● YOUR INSTRUCTIONS: Using the records below, locate all lines containing "document" and return them.

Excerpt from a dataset
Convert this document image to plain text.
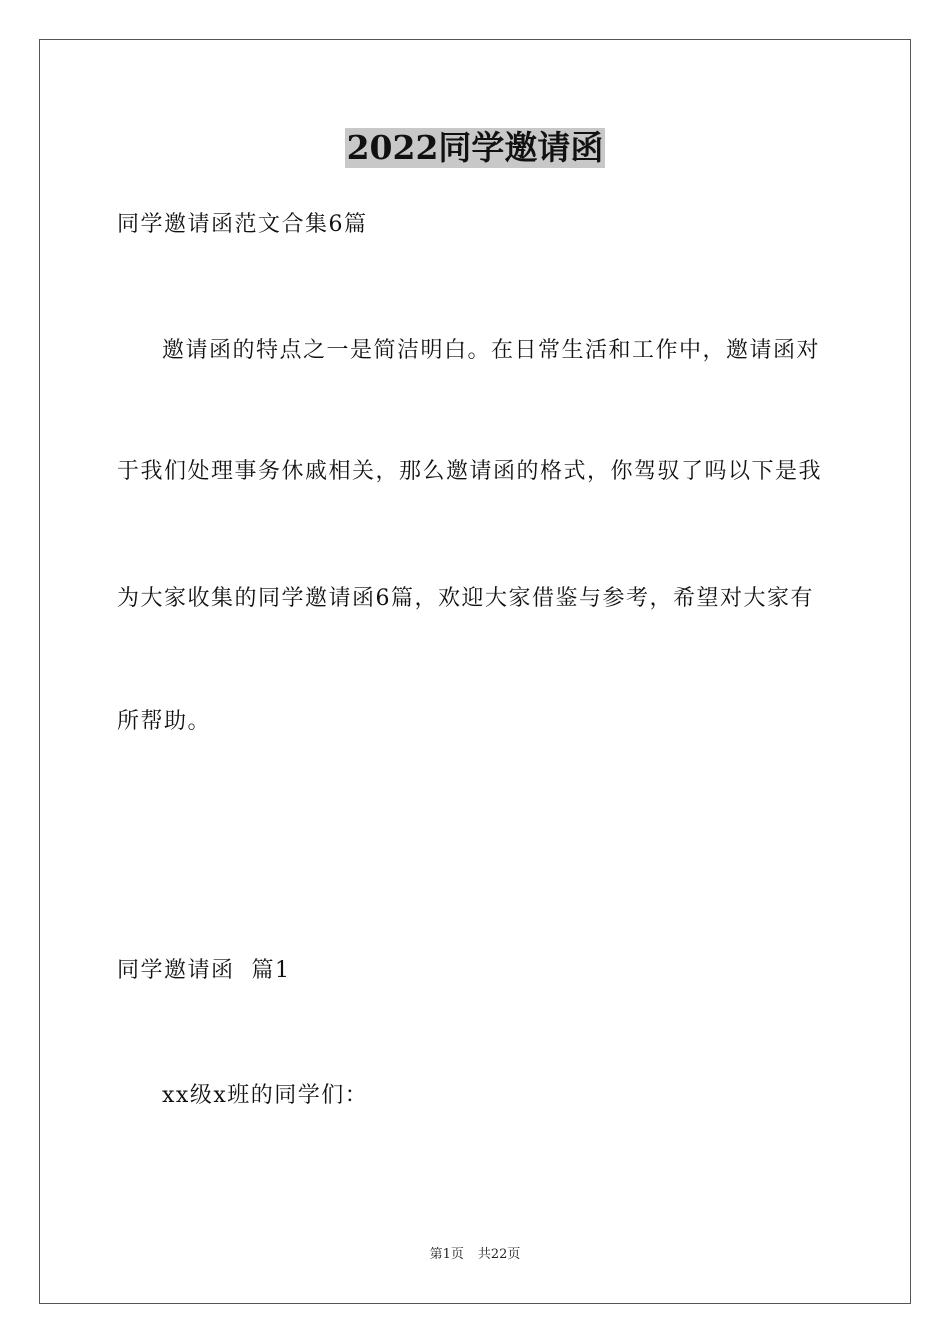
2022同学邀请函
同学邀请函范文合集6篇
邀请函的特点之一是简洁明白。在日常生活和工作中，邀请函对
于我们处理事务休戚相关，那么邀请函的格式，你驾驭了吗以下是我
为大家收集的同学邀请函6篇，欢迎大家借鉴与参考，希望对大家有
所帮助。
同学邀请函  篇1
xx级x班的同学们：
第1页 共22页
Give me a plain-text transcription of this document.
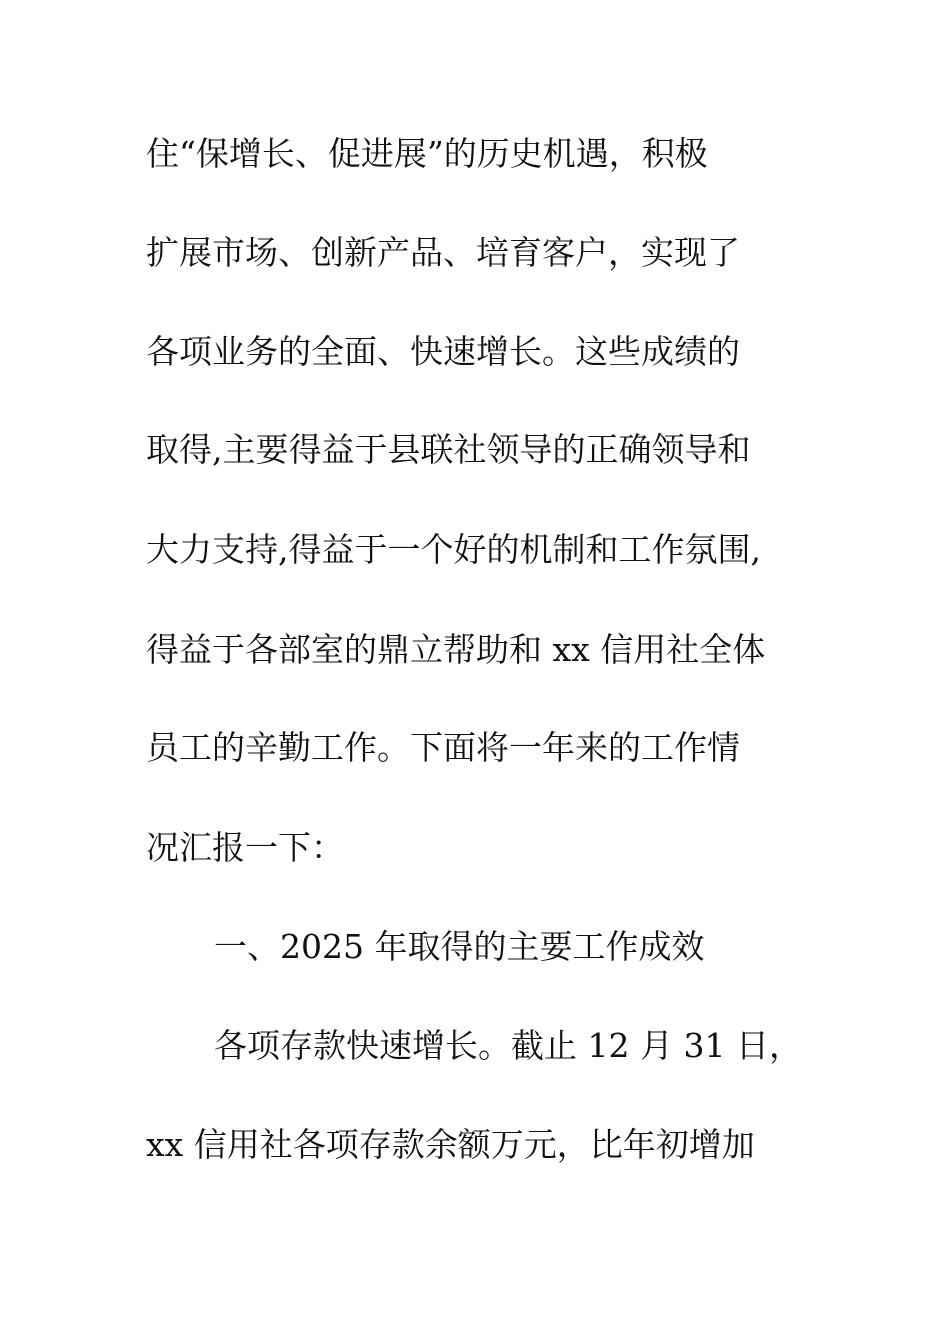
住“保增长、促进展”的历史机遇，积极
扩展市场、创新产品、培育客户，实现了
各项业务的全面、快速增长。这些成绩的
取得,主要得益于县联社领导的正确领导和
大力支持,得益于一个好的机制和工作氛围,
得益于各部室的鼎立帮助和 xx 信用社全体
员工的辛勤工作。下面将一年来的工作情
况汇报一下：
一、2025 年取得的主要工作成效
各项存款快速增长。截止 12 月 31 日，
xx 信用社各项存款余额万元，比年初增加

● SOLUTION FOR THIS PROBLEM:
Convert this document image to plain text.
Give me a plain-text transcription of this document.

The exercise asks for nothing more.